[Recorded data]
=====

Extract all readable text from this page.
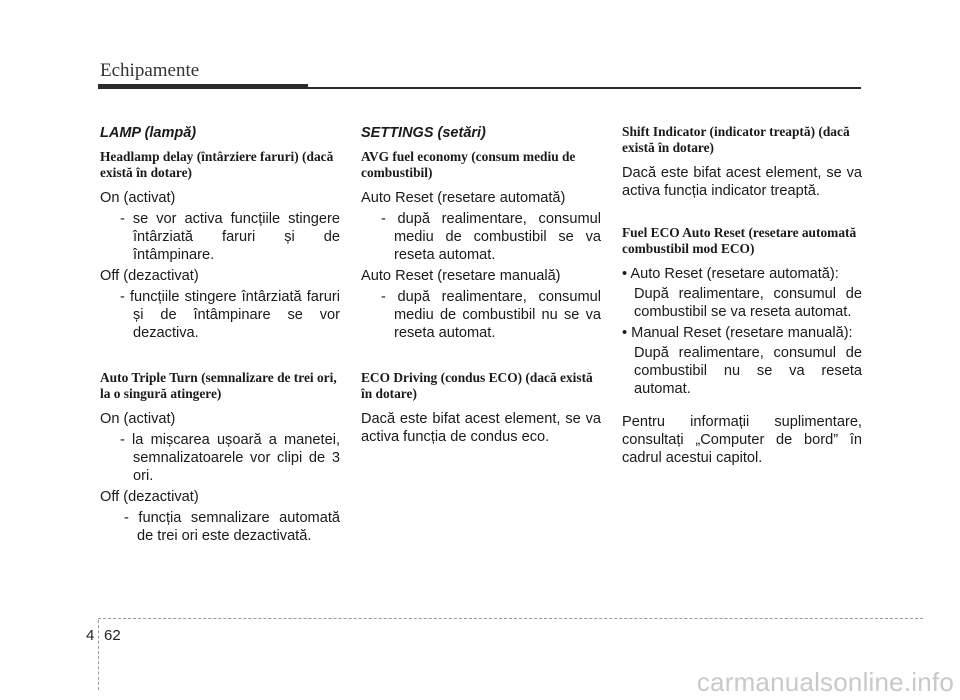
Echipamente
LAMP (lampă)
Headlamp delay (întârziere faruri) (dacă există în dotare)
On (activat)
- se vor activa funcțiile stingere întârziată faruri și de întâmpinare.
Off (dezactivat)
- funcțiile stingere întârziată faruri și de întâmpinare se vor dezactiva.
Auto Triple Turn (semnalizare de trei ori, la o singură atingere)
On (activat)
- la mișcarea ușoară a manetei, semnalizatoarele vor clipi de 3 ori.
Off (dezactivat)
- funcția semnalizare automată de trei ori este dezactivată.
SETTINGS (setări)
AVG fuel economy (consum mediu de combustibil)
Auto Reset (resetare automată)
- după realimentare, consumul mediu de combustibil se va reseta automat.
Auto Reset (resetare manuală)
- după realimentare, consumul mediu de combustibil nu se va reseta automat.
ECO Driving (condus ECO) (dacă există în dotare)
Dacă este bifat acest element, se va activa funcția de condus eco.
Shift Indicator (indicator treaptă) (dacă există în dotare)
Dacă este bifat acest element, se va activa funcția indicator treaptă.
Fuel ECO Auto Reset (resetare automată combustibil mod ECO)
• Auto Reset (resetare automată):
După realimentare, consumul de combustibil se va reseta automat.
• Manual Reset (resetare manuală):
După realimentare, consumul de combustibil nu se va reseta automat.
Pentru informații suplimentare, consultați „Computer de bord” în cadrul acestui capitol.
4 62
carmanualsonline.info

=====

Task details: Identify each line containing the string "stingere" and copy it out.

Answer in full:
- se vor activa funcțiile stingere întârziată faruri și de întâmpinare.
- funcțiile stingere întârziată faruri și de întâmpinare se vor dezactiva.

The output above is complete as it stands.